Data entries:
---*---

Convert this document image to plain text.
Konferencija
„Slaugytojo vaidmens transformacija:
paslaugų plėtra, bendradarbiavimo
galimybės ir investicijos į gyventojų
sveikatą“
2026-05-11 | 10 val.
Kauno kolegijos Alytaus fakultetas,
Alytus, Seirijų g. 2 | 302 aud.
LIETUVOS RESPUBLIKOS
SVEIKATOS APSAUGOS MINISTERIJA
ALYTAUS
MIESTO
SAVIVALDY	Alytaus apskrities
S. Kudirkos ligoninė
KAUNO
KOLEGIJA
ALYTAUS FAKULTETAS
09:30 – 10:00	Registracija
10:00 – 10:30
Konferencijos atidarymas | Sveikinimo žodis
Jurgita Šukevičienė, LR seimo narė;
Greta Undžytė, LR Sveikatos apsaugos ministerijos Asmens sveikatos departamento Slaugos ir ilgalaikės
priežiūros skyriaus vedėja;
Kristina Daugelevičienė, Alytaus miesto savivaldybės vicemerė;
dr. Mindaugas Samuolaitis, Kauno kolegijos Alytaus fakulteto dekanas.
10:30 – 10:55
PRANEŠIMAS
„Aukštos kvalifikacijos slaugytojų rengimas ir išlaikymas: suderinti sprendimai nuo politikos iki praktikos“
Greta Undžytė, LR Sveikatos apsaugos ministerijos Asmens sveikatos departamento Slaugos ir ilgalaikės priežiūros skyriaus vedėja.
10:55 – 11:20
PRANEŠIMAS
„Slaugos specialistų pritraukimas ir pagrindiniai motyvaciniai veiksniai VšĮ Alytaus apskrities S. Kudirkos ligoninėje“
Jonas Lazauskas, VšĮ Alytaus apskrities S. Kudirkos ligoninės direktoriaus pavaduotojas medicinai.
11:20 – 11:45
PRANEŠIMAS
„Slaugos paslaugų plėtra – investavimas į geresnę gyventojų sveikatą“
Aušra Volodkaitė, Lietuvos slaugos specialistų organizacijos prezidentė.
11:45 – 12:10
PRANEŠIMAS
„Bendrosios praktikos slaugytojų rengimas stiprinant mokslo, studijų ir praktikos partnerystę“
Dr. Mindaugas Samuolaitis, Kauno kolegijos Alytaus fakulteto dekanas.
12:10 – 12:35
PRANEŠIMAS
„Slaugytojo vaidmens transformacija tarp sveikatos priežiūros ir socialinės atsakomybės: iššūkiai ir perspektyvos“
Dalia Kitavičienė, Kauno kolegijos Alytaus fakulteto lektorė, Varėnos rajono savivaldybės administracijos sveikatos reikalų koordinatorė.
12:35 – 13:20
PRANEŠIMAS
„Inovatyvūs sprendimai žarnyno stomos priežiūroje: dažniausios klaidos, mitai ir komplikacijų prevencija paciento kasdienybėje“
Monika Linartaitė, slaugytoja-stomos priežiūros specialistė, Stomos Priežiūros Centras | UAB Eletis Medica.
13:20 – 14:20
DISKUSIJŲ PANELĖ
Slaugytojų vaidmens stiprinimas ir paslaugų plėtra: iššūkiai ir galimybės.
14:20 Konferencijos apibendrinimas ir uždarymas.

---*---

| Task |
For this exercise, gather every line of the data that contains the word "stomos".

| Worked answer |
„Inovatyvūs sprendimai žarnyno stomos priežiūroje: dažniausios klaidos, mitai ir komplikacijų prevencija paciento kasdienybėje“
Monika Linartaitė, slaugytoja-stomos priežiūros specialistė, Stomos Priežiūros Centras | UAB Eletis Medica.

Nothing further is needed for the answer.